Begin AVAILABLE DATA

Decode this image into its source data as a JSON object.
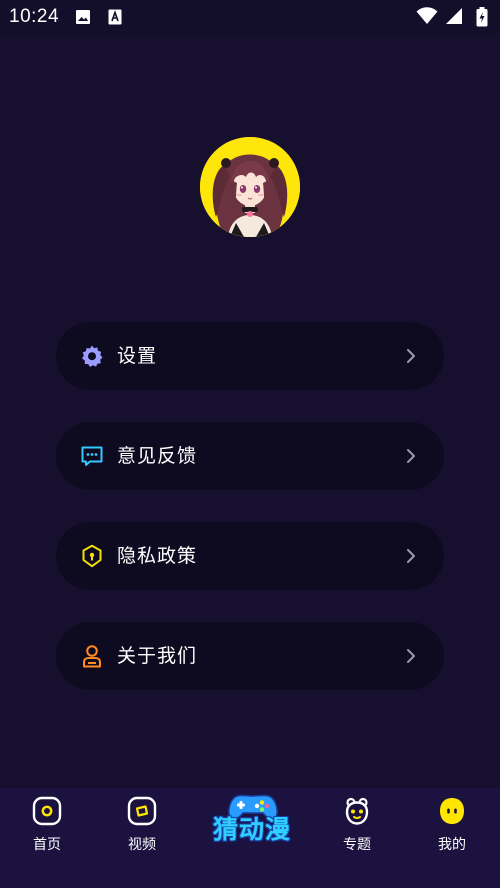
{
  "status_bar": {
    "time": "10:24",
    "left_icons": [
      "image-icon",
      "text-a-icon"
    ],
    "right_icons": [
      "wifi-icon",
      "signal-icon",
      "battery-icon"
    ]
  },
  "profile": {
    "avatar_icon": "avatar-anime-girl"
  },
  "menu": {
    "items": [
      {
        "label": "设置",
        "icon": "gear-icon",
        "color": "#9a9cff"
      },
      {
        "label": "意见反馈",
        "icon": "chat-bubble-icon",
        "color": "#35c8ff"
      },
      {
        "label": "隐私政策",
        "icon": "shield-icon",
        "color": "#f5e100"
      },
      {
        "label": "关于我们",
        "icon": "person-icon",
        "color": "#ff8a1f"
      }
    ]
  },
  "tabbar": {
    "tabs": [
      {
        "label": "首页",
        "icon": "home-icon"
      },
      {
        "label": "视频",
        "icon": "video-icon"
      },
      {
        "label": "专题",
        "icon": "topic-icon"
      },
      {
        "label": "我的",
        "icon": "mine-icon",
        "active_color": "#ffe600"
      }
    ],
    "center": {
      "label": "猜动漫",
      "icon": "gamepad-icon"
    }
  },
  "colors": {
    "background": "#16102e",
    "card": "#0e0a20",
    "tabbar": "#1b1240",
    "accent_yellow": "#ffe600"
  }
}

End AVAILABLE DATA

_DIRECTIONS_. Except for the pictures, give all the material above again verbatim.

_WRITTEN SOLUTION_.
Decode this image into its source data as a JSON object.
{
  "status_bar": {
    "time": "10:24",
    "left_icons": [
      "image-icon",
      "text-a-icon"
    ],
    "right_icons": [
      "wifi-icon",
      "signal-icon",
      "battery-icon"
    ]
  },
  "profile": {
    "avatar_icon": "avatar-anime-girl"
  },
  "menu": {
    "items": [
      {
        "label": "设置",
        "icon": "gear-icon",
        "color": "#9a9cff"
      },
      {
        "label": "意见反馈",
        "icon": "chat-bubble-icon",
        "color": "#35c8ff"
      },
      {
        "label": "隐私政策",
        "icon": "shield-icon",
        "color": "#f5e100"
      },
      {
        "label": "关于我们",
        "icon": "person-icon",
        "color": "#ff8a1f"
      }
    ]
  },
  "tabbar": {
    "tabs": [
      {
        "label": "首页",
        "icon": "home-icon"
      },
      {
        "label": "视频",
        "icon": "video-icon"
      },
      {
        "label": "专题",
        "icon": "topic-icon"
      },
      {
        "label": "我的",
        "icon": "mine-icon",
        "active_color": "#ffe600"
      }
    ],
    "center": {
      "label": "猜动漫",
      "icon": "gamepad-icon"
    }
  },
  "colors": {
    "background": "#16102e",
    "card": "#0e0a20",
    "tabbar": "#1b1240",
    "accent_yellow": "#ffe600"
  }
}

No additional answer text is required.